→ **Entries**:
_ _ _ _ _

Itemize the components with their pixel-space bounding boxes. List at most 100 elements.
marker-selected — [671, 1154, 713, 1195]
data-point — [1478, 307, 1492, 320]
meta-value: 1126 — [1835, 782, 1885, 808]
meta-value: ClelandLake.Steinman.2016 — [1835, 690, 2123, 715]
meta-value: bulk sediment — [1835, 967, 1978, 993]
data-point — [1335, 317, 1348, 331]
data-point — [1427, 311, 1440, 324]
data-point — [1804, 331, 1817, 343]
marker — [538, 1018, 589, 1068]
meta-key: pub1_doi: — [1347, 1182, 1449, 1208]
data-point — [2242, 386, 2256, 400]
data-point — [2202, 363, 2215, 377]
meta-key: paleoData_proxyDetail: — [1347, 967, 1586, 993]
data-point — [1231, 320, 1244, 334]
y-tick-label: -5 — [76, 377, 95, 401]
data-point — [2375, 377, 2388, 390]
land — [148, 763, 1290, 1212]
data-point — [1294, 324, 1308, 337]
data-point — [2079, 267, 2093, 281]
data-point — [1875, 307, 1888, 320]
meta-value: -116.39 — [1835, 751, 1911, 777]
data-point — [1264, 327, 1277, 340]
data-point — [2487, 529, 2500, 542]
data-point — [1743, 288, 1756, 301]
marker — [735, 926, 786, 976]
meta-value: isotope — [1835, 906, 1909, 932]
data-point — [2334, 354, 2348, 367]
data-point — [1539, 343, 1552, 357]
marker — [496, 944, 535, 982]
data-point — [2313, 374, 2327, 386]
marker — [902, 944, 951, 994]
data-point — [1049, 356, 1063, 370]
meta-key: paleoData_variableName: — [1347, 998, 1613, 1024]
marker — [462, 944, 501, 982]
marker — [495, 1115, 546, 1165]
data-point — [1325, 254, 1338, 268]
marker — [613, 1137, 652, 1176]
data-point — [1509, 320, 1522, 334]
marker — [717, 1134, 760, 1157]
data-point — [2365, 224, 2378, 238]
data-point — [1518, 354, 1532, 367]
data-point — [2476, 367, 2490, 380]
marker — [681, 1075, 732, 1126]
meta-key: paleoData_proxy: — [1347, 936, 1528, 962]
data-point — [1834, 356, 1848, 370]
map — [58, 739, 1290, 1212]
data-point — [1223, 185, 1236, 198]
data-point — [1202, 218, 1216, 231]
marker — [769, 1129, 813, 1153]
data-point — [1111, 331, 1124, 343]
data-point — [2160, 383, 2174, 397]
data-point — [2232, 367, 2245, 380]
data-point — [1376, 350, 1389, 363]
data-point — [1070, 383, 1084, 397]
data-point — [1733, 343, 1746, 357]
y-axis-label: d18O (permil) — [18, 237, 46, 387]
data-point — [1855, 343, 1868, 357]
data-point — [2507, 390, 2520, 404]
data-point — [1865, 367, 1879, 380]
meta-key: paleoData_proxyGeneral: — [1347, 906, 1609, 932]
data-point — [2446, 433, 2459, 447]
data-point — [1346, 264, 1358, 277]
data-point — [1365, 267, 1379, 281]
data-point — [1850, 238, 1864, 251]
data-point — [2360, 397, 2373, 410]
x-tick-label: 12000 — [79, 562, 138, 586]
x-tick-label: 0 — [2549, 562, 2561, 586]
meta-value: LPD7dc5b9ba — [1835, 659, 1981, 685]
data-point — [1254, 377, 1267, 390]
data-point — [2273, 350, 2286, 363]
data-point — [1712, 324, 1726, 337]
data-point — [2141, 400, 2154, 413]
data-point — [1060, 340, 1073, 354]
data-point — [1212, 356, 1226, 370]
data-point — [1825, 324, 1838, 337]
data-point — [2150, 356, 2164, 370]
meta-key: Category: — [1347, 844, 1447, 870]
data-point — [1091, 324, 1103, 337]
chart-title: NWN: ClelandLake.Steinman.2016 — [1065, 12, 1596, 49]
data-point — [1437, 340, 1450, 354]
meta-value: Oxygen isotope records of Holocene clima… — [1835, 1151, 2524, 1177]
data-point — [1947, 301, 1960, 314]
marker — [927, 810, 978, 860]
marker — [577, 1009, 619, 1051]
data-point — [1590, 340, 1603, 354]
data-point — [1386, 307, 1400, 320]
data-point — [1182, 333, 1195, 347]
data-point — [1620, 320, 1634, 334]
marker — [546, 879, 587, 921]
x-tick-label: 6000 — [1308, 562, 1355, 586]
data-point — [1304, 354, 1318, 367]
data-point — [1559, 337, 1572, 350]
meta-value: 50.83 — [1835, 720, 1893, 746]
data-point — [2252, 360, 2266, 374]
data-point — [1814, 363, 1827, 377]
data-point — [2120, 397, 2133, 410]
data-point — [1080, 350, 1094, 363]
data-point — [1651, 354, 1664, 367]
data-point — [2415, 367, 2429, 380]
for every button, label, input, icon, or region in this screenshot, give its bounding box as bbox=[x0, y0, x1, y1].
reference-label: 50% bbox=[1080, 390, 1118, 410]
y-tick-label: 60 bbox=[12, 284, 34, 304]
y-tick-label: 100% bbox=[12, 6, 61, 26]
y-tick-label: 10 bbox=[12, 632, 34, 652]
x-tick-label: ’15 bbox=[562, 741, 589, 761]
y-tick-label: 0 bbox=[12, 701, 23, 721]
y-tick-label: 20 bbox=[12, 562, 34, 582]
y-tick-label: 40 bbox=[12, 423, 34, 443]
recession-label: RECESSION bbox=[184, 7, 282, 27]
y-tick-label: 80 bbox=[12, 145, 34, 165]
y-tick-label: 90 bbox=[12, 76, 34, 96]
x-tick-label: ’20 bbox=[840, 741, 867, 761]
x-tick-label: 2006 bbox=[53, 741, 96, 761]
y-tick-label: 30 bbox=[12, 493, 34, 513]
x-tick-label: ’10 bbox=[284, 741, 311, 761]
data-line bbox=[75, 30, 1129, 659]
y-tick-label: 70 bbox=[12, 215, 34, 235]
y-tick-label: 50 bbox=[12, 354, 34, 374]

_ _ _ _ _

→ **Directions**: Please write out every line of the material above as a JSON list of strings, one string per line, leaving out blank lines.

→ **Answer for this exercise**:
[
  "Itemize the components with their pixel-space bounding boxes. List at most 100 elements.",
  "marker-selected — [671, 1154, 713, 1195]",
  "data-point — [1478, 307, 1492, 320]",
  "meta-value: 1126 — [1835, 782, 1885, 808]",
  "meta-value: ClelandLake.Steinman.2016 — [1835, 690, 2123, 715]",
  "meta-value: bulk sediment — [1835, 967, 1978, 993]",
  "data-point — [1335, 317, 1348, 331]",
  "data-point — [1427, 311, 1440, 324]",
  "data-point — [1804, 331, 1817, 343]",
  "marker — [538, 1018, 589, 1068]",
  "meta-key: pub1_doi: — [1347, 1182, 1449, 1208]",
  "data-point — [2242, 386, 2256, 400]",
  "data-point — [2202, 363, 2215, 377]",
  "meta-key: paleoData_proxyDetail: — [1347, 967, 1586, 993]",
  "data-point — [1231, 320, 1244, 334]",
  "y-tick-label: -5 — [76, 377, 95, 401]",
  "data-point — [2375, 377, 2388, 390]",
  "land — [148, 763, 1290, 1212]",
  "data-point — [1294, 324, 1308, 337]",
  "data-point — [2079, 267, 2093, 281]",
  "data-point — [1875, 307, 1888, 320]",
  "meta-value: -116.39 — [1835, 751, 1911, 777]",
  "data-point — [1264, 327, 1277, 340]",
  "data-point — [2487, 529, 2500, 542]",
  "data-point — [1743, 288, 1756, 301]",
  "marker — [735, 926, 786, 976]",
  "meta-value: isotope — [1835, 906, 1909, 932]",
  "data-point — [2334, 354, 2348, 367]",
  "data-point — [1539, 343, 1552, 357]",
  "marker — [496, 944, 535, 982]",
  "data-point — [2313, 374, 2327, 386]",
  "marker — [902, 944, 951, 994]",
  "data-point — [1049, 356, 1063, 370]",
  "meta-key: paleoData_variableName: — [1347, 998, 1613, 1024]",
  "marker — [462, 944, 501, 982]",
  "marker — [495, 1115, 546, 1165]",
  "data-point — [1325, 254, 1338, 268]",
  "marker — [613, 1137, 652, 1176]",
  "data-point — [1509, 320, 1522, 334]",
  "marker — [717, 1134, 760, 1157]",
  "data-point — [2365, 224, 2378, 238]",
  "data-point — [1518, 354, 1532, 367]",
  "data-point — [2476, 367, 2490, 380]",
  "marker — [681, 1075, 732, 1126]",
  "meta-key: paleoData_proxy: — [1347, 936, 1528, 962]",
  "data-point — [1834, 356, 1848, 370]",
  "map — [58, 739, 1290, 1212]",
  "data-point — [1223, 185, 1236, 198]",
  "data-point — [1202, 218, 1216, 231]",
  "marker — [769, 1129, 813, 1153]",
  "data-point — [1111, 331, 1124, 343]",
  "data-point — [2160, 383, 2174, 397]",
  "data-point — [2232, 367, 2245, 380]",
  "data-point — [1376, 350, 1389, 363]",
  "data-point — [1070, 383, 1084, 397]",
  "data-point — [1733, 343, 1746, 357]",
  "y-axis-label: d18O (permil) — [18, 237, 46, 387]",
  "data-point — [1855, 343, 1868, 357]",
  "data-point — [2507, 390, 2520, 404]",
  "data-point — [1865, 367, 1879, 380]",
  "meta-key: paleoData_proxyGeneral: — [1347, 906, 1609, 932]",
  "data-point — [2446, 433, 2459, 447]",
  "data-point — [1346, 264, 1358, 277]",
  "data-point — [1365, 267, 1379, 281]",
  "data-point — [1850, 238, 1864, 251]",
  "data-point — [2360, 397, 2373, 410]",
  "x-tick-label: 12000 — [79, 562, 138, 586]",
  "x-tick-label: 0 — [2549, 562, 2561, 586]",
  "meta-value: LPD7dc5b9ba — [1835, 659, 1981, 685]",
  "data-point — [1254, 377, 1267, 390]",
  "data-point — [2273, 350, 2286, 363]",
  "data-point — [1712, 324, 1726, 337]",
  "data-point — [2141, 400, 2154, 413]",
  "data-point — [1060, 340, 1073, 354]",
  "data-point — [1212, 356, 1226, 370]",
  "data-point — [1825, 324, 1838, 337]",
  "data-point — [2150, 356, 2164, 370]",
  "meta-key: Category: — [1347, 844, 1447, 870]",
  "data-point — [1091, 324, 1103, 337]",
  "chart-title: NWN: ClelandLake.Steinman.2016 — [1065, 12, 1596, 49]",
  "data-point — [1437, 340, 1450, 354]",
  "meta-value: Oxygen isotope records of Holocene clima… — [1835, 1151, 2524, 1177]",
  "data-point — [1947, 301, 1960, 314]",
  "marker — [927, 810, 978, 860]",
  "marker — [577, 1009, 619, 1051]",
  "data-point — [1590, 340, 1603, 354]",
  "data-point — [1386, 307, 1400, 320]",
  "data-point — [1182, 333, 1195, 347]",
  "data-point — [1620, 320, 1634, 334]",
  "marker — [546, 879, 587, 921]",
  "x-tick-label: 6000 — [1308, 562, 1355, 586]",
  "data-point — [1304, 354, 1318, 367]",
  "data-point — [1559, 337, 1572, 350]",
  "meta-value: 50.83 — [1835, 720, 1893, 746]",
  "data-point — [2252, 360, 2266, 374]",
  "data-point — [1814, 363, 1827, 377]",
  "data-point — [2120, 397, 2133, 410]",
  "data-point — [1080, 350, 1094, 363]",
  "data-point — [1651, 354, 1664, 367]",
  "data-point — [2415, 367, 2429, 380]",
  "for every button, label, input, icon, or region in this screenshot, give its bounding box as bbox=[x0, y0, x1, y1].",
  "reference-label: 50% bbox=[1080, 390, 1118, 410]",
  "y-tick-label: 60 bbox=[12, 284, 34, 304]",
  "y-tick-label: 100% bbox=[12, 6, 61, 26]",
  "y-tick-label: 10 bbox=[12, 632, 34, 652]",
  "x-tick-label: ’15 bbox=[562, 741, 589, 761]",
  "y-tick-label: 0 bbox=[12, 701, 23, 721]",
  "y-tick-label: 20 bbox=[12, 562, 34, 582]",
  "y-tick-label: 40 bbox=[12, 423, 34, 443]",
  "recession-label: RECESSION bbox=[184, 7, 282, 27]",
  "y-tick-label: 80 bbox=[12, 145, 34, 165]",
  "y-tick-label: 90 bbox=[12, 76, 34, 96]",
  "x-tick-label: ’20 bbox=[840, 741, 867, 761]",
  "x-tick-label: 2006 bbox=[53, 741, 96, 761]",
  "y-tick-label: 30 bbox=[12, 493, 34, 513]",
  "x-tick-label: ’10 bbox=[284, 741, 311, 761]",
  "data-line bbox=[75, 30, 1129, 659]",
  "y-tick-label: 70 bbox=[12, 215, 34, 235]",
  "y-tick-label: 50 bbox=[12, 354, 34, 374]"
]